*** Reading passage Section Begins ***
Platelet-Based Factor VIII Activity Is Inhibited By Anti-C2 Domain Antibodies That Don’t Significantly Inhibit Factor VIII Activity in a Standard Assay

The major complication of hemophilia A treatment is the development of inhibitory antibodies against factor VIII (fVIII), causing severe bleeding in spite of infused fVIII. Most antibodies are targeted to the A2 or the C2 domain of fVIII and the degree of inhibition by these antibodies measured in clinical fVIII assays fails to predict the severity of bleeding risk. We investigated whether the degree of inhibition of platelet dependent fVIII activity by a panel of monoclonal anti-C2 domain mAbs deviated from the degree of inhibition in a commercial one-stage assay.

Methods: Platelet dependent fVIII activity was measured in a defined activated platelet time (APT) assay containing fresh, density gradient-purified human platelets and fVIII deficient plasma supplemented with fVIII. Coagulation was triggered by simultaneous addition of calcium, thrombin receptor activation peptides PAR-1 and PAR-4, and factor XIa without other exogenous activators or vesicles. Results were compared to a commercial aPTT assay (Helena Laboratories, TX) and to results of a novel factor Xase assay developed to recapitulate the conditions in an APT. In the novel assay fresh, density-gradient purified platelets were activated by thrombin followed by inactivation with hirudin and incubated with fVIII and VWF, fIXa, and fX. In a second step, phospholipid vesicles, fVa and prothrombin were added to produce thrombin in proportion to the fXa generated in the first step. For comparison to the aPTT this assay was also done using purified sonicated phospholipid vesicles instead of activated platelets in the first step. The reaction was quenched with EDTA and thrombin generation was determined immediately in a thermosttated kinetics microtiter plate reader (Molecular Devices) at 25⁰C using the chromogenic substrate S-2238 (Diapharma). A panel of 10 defined, epitope mapped mAbs against the fVIIIC2 domain was chosen in order to survey the relationship between inhibition and binding of anti-C2 antibodies.
*** Reading passage Section Ends ***
**Prompt A**.
Reproduce the part of the factor VIII abstract that opens with the words containing "Platelet-Based Factor VIII" and closes with "commercial one-stage assay.".
**Prompt B**.
Carry the factor VIII abstract forward from the point where it stops.
*** Exercise data Section Begins ***
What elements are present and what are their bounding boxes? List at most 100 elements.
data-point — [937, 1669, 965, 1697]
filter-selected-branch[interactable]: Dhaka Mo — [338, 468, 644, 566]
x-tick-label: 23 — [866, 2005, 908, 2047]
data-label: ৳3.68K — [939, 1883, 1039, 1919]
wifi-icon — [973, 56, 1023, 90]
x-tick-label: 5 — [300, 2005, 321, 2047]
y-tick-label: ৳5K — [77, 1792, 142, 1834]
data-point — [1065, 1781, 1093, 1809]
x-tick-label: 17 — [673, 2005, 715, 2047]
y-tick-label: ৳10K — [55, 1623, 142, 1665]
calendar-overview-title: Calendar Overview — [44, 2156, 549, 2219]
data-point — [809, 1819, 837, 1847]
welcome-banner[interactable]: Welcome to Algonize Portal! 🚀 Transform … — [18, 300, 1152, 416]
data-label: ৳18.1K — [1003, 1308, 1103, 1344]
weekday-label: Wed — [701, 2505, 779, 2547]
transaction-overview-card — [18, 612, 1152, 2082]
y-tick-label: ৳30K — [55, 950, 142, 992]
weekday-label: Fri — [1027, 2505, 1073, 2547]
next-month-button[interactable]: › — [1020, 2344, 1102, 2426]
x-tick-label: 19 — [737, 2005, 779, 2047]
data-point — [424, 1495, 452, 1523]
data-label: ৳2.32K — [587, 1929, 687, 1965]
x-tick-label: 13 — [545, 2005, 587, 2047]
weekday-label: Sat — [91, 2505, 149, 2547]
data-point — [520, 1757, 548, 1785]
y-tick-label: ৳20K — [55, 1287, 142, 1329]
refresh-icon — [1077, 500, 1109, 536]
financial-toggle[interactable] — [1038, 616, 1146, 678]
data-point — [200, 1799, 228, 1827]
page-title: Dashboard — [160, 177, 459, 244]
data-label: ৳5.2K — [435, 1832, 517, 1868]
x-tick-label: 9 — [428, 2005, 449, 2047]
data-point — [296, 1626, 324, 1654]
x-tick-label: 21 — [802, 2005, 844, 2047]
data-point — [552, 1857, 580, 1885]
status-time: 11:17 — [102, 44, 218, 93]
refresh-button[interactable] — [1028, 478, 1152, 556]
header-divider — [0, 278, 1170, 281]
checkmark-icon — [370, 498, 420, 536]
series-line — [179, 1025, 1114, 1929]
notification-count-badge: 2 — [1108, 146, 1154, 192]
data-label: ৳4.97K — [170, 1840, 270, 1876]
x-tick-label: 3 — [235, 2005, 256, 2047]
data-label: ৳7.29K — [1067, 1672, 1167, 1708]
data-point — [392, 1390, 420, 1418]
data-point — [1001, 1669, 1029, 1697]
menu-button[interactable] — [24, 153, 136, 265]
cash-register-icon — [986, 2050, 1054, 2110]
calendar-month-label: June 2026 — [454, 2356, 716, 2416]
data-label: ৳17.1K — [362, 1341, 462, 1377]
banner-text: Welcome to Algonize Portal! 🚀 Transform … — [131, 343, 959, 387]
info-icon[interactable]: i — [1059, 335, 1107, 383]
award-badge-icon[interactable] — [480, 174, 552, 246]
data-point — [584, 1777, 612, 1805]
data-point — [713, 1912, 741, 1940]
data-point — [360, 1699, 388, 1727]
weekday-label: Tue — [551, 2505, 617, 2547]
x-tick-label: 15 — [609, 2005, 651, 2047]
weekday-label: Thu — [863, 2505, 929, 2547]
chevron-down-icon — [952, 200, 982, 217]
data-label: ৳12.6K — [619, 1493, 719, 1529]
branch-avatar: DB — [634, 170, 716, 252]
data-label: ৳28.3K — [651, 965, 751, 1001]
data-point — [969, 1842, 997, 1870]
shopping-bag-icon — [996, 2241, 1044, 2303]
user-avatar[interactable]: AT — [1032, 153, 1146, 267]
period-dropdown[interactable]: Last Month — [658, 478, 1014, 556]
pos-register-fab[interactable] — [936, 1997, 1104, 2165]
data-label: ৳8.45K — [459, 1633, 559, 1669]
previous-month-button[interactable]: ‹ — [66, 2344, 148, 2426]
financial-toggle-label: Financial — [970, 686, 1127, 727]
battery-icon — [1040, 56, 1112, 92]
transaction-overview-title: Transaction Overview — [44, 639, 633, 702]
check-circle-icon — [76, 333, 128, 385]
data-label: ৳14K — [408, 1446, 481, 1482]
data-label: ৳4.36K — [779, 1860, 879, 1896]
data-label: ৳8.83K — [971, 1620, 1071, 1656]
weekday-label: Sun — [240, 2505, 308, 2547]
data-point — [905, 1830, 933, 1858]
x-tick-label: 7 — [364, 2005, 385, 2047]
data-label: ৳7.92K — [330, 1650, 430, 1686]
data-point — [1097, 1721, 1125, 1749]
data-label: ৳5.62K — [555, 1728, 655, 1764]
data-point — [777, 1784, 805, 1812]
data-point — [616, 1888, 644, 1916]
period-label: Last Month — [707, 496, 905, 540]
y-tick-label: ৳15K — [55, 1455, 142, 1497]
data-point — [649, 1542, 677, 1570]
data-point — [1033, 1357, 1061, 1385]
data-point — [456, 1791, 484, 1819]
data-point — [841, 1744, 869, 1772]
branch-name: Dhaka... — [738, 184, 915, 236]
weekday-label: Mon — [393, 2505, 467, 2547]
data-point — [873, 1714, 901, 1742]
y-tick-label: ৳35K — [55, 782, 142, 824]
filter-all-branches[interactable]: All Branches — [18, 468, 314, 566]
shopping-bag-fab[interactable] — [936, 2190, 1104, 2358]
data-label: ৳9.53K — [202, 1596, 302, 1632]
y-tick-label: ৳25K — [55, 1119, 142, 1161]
*** Exercise data Section Ends ***
**Exercise response A**.
Platelet-Based Factor VIII Activity Is Inhibited By Anti-C2 Domain Antibodies That Don’t Significantly Inhibit Factor VIII Activity in a Standard Assay

The major complication of hemophilia A treatment is the development of inhibitory antibodies against factor VIII (fVIII), causing severe bleeding in spite of infused fVIII. Most antibodies are targeted to the A2 or the C2 domain of fVIII and the degree of inhibition by these antibodies measured in clinical fVIII assays fails to predict the severity of bleeding risk. We investigated whether the degree of inhibition of platelet dependent fVIII activity by a panel of monoclonal anti-C2 domain mAbs deviated from the degree of inhibition in a commercial one-stage assay.

**Exercise response B**.
Results: The APT exhibited a log-linear relationship between fVIII and time to fibrin strand formation over a 4-log range, encompassing 0.01% - 100% plasma fVIII. Nine of 10 mAbs inhibited fVIII activity 89-96% while mAb F85 did not inhibit. There was excellent correlation for the degree of inhibition in the platelet-based factor Xase assay for 8 of 10 antibodies with F85 inhibiting the platelet Xase but not the APT and I109 inhibiting the platelet Xase assay less than the APT. In contrast, there was no correlation between inhibition of the aPTT-based assay and the platelet assay. Four mAbs did not inhibit the aPTT assay yet inhibited approximately 90% of platelet-based activity. The novel factor Xase assay, using phospholipid vesicles instead of activated platelets, showed inhibitory results that correlated to the degree of inhibition in the aPTT assay (which also utilizes purified phospholipids). Thus, the novel assay indicates that the degree of inhibition in both platelet-based and vesicle-based clotting assays is a consequence of the membrane type rather than unidentified clotting modifiers in plasma.

Conclusions: We have developed a novel factor Xase assay to measure the low levels of residual fVIII activity, at physiologic concentrations, in the presence of inhibitory antibodies. Antibody inhibition of fVIII activity correlated with inhibition measured in the aPTT and APT clotting assays,. Our results confirm that the anti-C2 inhibitory antibodies have substantially different inhibition on a platelet membrane than in an aPTT-based assay and that the differing degree of inhibition is primarily due to fVIII susceptibility to inhibition when functioning on platelet membranes vs. phospholipid vesicles. These results suggest that current inhibitor assays might underestimate the frequency of significant inhibitory antibodies.